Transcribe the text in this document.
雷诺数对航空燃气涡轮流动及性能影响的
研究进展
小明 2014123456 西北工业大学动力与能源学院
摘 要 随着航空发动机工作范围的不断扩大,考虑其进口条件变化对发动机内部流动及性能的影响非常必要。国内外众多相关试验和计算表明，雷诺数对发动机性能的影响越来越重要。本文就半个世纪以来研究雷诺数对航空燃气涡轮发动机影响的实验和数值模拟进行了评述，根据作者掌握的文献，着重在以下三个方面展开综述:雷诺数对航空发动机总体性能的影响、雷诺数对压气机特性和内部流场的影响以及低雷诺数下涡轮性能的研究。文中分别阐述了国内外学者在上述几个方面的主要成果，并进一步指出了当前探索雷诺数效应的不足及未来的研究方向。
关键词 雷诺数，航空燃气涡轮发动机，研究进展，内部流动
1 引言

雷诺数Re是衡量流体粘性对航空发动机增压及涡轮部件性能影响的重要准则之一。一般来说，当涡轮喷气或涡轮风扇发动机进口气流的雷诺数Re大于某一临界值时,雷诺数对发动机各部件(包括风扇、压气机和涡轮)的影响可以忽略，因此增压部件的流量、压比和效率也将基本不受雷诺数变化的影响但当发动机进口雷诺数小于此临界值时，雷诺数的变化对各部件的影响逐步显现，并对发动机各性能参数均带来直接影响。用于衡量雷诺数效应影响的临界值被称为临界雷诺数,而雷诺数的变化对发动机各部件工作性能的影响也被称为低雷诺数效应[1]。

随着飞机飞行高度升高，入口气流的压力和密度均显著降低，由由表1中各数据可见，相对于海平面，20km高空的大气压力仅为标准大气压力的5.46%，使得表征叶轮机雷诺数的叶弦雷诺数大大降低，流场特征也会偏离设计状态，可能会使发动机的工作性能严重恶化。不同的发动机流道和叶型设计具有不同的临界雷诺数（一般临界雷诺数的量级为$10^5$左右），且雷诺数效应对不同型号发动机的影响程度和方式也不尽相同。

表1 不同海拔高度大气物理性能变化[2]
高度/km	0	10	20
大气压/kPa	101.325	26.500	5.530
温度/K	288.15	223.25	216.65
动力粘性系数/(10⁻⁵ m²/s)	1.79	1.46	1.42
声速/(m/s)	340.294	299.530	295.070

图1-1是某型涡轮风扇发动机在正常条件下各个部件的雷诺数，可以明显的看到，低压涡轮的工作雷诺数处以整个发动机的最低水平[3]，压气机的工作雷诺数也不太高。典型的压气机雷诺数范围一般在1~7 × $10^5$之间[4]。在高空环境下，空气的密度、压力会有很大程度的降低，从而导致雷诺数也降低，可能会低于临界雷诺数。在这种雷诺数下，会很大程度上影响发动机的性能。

(TASK DIRECTIONS): Return the lines above exactly, keeping every word.

(RESULT OF THIS EXERCISE):
Transcribe the text in this document.
雷诺数对航空燃气涡轮流动及性能影响的
研究进展
小明 2014123456 西北工业大学动力与能源学院
摘 要 随着航空发动机工作范围的不断扩大,考虑其进口条件变化对发动机内部流动及性能的影响非常必要。国内外众多相关试验和计算表明，雷诺数对发动机性能的影响越来越重要。本文就半个世纪以来研究雷诺数对航空燃气涡轮发动机影响的实验和数值模拟进行了评述，根据作者掌握的文献，着重在以下三个方面展开综述:雷诺数对航空发动机总体性能的影响、雷诺数对压气机特性和内部流场的影响以及低雷诺数下涡轮性能的研究。文中分别阐述了国内外学者在上述几个方面的主要成果，并进一步指出了当前探索雷诺数效应的不足及未来的研究方向。
关键词 雷诺数，航空燃气涡轮发动机，研究进展，内部流动
1 引言

雷诺数Re是衡量流体粘性对航空发动机增压及涡轮部件性能影响的重要准则之一。一般来说，当涡轮喷气或涡轮风扇发动机进口气流的雷诺数Re大于某一临界值时,雷诺数对发动机各部件(包括风扇、压气机和涡轮)的影响可以忽略，因此增压部件的流量、压比和效率也将基本不受雷诺数变化的影响但当发动机进口雷诺数小于此临界值时，雷诺数的变化对各部件的影响逐步显现，并对发动机各性能参数均带来直接影响。用于衡量雷诺数效应影响的临界值被称为临界雷诺数,而雷诺数的变化对发动机各部件工作性能的影响也被称为低雷诺数效应[1]。

随着飞机飞行高度升高，入口气流的压力和密度均显著降低，由由表1中各数据可见，相对于海平面，20km高空的大气压力仅为标准大气压力的5.46%，使得表征叶轮机雷诺数的叶弦雷诺数大大降低，流场特征也会偏离设计状态，可能会使发动机的工作性能严重恶化。不同的发动机流道和叶型设计具有不同的临界雷诺数（一般临界雷诺数的量级为$10^5$左右），且雷诺数效应对不同型号发动机的影响程度和方式也不尽相同。

表1 不同海拔高度大气物理性能变化[2]
高度/km	0	10	20
大气压/kPa	101.325	26.500	5.530
温度/K	288.15	223.25	216.65
动力粘性系数/(10⁻⁵ m²/s)	1.79	1.46	1.42
声速/(m/s)	340.294	299.530	295.070

图1-1是某型涡轮风扇发动机在正常条件下各个部件的雷诺数，可以明显的看到，低压涡轮的工作雷诺数处以整个发动机的最低水平[3]，压气机的工作雷诺数也不太高。典型的压气机雷诺数范围一般在1~7 × $10^5$之间[4]。在高空环境下，空气的密度、压力会有很大程度的降低，从而导致雷诺数也降低，可能会低于临界雷诺数。在这种雷诺数下，会很大程度上影响发动机的性能。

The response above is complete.